Required task:
Transcribe all the entries word for word, omitting any pictures they contain.

--- start of Records supplied ---

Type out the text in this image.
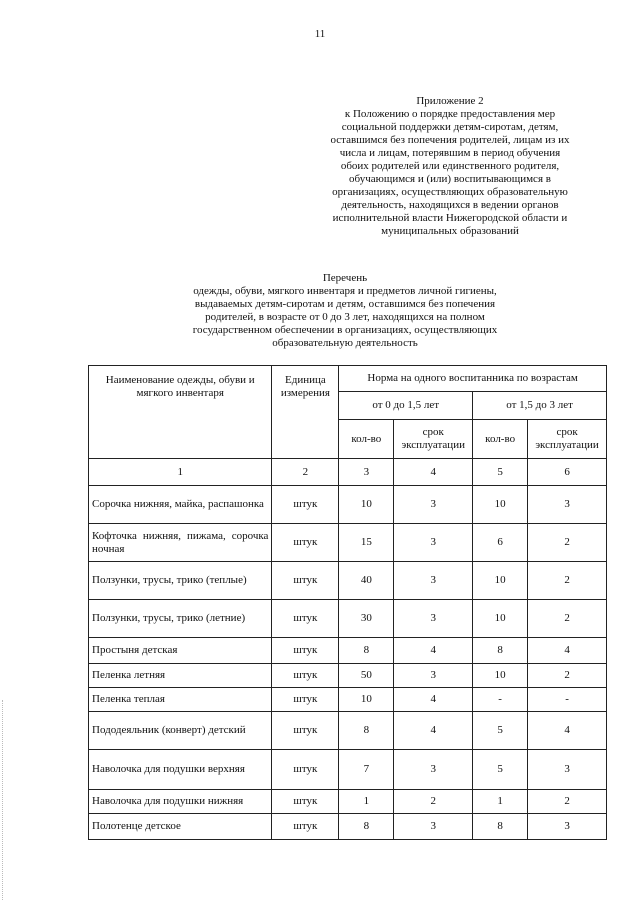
11
Приложение 2
к Положению о порядке предоставления мер
социальной поддержки детям-сиротам, детям,
оставшимся без попечения родителей, лицам из их
числа и лицам, потерявшим в период обучения
обоих родителей или единственного родителя,
обучающимся и (или) воспитывающимся в
организациях, осуществляющих образовательную
деятельность, находящихся в ведении органов
исполнительной власти Нижегородской области и
муниципальных образований
Перечень
одежды, обуви, мягкого инвентаря и предметов личной гигиены,
выдаваемых детям-сиротам и детям, оставшимся без попечения
родителей, в возрасте от 0 до 3 лет, находящихся на полном
государственном обеспечении в организациях, осуществляющих
образовательную деятельность
Наименование одежды, обуви и мягкого инвентаря	Единица измерения	Норма на одного воспитанника по возрастам			
		от 0 до 1,5 лет		от 1,5 до 3 лет	
		кол-во	срок эксплуатации	кол-во	срок эксплуатации
1	2	3	4	5	6
Сорочка нижняя, майка, распашонка	штук	10	3	10	3
Кофточка нижняя, пижама, сорочка ночная	штук	15	3	6	2
Ползунки, трусы, трико (теплые)	штук	40	3	10	2
Ползунки, трусы, трико (летние)	штук	30	3	10	2
Простыня детская	штук	8	4	8	4
Пеленка летняя	штук	50	3	10	2
Пеленка теплая	штук	10	4	-	-
Пододеяльник (конверт) детский	штук	8	4	5	4
Наволочка для подушки верхняя	штук	7	3	5	3
Наволочка для подушки нижняя	штук	1	2	1	2
Полотенце детское	штук	8	3	8	3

--- end of Records supplied ---

Right answer:
Type out the text in this image.
11
Приложение 2
к Положению о порядке предоставления мер
социальной поддержки детям-сиротам, детям,
оставшимся без попечения родителей, лицам из их
числа и лицам, потерявшим в период обучения
обоих родителей или единственного родителя,
обучающимся и (или) воспитывающимся в
организациях, осуществляющих образовательную
деятельность, находящихся в ведении органов
исполнительной власти Нижегородской области и
муниципальных образований
Перечень
одежды, обуви, мягкого инвентаря и предметов личной гигиены,
выдаваемых детям-сиротам и детям, оставшимся без попечения
родителей, в возрасте от 0 до 3 лет, находящихся на полном
государственном обеспечении в организациях, осуществляющих
образовательную деятельность
Наименование одежды, обуви и мягкого инвентаря	Единица измерения	Норма на одного воспитанника по возрастам			
		от 0 до 1,5 лет		от 1,5 до 3 лет	
		кол-во	срок эксплуатации	кол-во	срок эксплуатации
1	2	3	4	5	6
Сорочка нижняя, майка, распашонка	штук	10	3	10	3
Кофточка нижняя, пижама, сорочка ночная	штук	15	3	6	2
Ползунки, трусы, трико (теплые)	штук	40	3	10	2
Ползунки, трусы, трико (летние)	штук	30	3	10	2
Простыня детская	штук	8	4	8	4
Пеленка летняя	штук	50	3	10	2
Пеленка теплая	штук	10	4	-	-
Пододеяльник (конверт) детский	штук	8	4	5	4
Наволочка для подушки верхняя	штук	7	3	5	3
Наволочка для подушки нижняя	штук	1	2	1	2
Полотенце детское	штук	8	3	8	3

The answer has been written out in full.